** start DATA SHOWN **

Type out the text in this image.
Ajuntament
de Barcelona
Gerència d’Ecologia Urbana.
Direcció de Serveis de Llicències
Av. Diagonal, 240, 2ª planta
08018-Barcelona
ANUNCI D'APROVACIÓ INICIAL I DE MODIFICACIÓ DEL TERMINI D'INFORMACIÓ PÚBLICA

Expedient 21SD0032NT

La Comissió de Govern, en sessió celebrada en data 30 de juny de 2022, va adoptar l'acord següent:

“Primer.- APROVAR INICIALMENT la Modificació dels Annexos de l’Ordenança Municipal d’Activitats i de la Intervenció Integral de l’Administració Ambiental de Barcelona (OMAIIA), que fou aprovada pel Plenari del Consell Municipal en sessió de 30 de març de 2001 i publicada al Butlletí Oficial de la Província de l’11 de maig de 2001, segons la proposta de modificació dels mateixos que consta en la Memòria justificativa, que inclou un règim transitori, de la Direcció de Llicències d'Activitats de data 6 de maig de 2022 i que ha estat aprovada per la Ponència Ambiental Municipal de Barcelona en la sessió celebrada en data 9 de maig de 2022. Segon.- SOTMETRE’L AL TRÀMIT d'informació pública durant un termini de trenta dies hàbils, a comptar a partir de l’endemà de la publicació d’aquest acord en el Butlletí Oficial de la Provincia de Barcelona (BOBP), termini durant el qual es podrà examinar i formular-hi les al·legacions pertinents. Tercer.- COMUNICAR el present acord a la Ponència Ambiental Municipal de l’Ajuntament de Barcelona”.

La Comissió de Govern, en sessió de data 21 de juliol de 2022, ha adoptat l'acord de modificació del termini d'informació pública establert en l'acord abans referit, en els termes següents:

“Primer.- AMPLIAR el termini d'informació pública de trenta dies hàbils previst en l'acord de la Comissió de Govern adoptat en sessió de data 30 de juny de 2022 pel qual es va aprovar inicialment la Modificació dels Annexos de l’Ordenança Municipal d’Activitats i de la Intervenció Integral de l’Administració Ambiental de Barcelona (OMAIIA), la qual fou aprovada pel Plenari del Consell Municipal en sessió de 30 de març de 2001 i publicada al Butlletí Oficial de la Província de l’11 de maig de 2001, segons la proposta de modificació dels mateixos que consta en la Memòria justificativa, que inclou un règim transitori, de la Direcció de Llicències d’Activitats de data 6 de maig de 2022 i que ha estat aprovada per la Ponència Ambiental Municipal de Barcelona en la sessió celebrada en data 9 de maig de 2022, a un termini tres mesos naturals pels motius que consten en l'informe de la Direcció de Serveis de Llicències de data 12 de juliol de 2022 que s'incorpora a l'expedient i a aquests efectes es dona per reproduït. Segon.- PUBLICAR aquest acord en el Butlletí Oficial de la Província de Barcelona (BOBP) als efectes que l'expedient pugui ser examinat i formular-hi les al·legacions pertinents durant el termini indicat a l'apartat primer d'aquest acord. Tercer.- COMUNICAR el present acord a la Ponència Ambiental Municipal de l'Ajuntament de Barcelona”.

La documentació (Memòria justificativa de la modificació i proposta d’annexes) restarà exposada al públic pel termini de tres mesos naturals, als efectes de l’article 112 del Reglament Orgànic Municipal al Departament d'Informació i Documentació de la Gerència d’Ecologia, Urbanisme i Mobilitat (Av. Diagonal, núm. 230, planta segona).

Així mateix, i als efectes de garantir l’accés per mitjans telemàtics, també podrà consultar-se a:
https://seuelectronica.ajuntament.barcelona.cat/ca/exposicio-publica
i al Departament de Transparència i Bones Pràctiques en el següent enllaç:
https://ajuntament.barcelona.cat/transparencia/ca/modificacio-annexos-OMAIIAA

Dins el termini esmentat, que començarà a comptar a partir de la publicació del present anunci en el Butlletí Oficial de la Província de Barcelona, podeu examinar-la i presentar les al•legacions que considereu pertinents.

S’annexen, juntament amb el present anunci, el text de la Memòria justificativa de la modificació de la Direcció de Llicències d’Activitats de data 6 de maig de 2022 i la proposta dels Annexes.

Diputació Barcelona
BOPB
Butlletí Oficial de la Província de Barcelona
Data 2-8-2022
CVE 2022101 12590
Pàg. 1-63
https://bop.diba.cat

** end DATA SHOWN **

▸ **DIRECTIONS**:
Using the records above, find and show each line with the string "Departament".

▸ **EXERCISE RESPONSE**:
La documentació (Memòria justificativa de la modificació i proposta d’annexes) restarà exposada al públic pel termini de tres mesos naturals, als efectes de l’article 112 del Reglament Orgànic Municipal al Departament d'Informació i Documentació de la Gerència d’Ecologia, Urbanisme i Mobilitat (Av. Diagonal, núm. 230, planta segona).
i al Departament de Transparència i Bones Pràctiques en el següent enllaç:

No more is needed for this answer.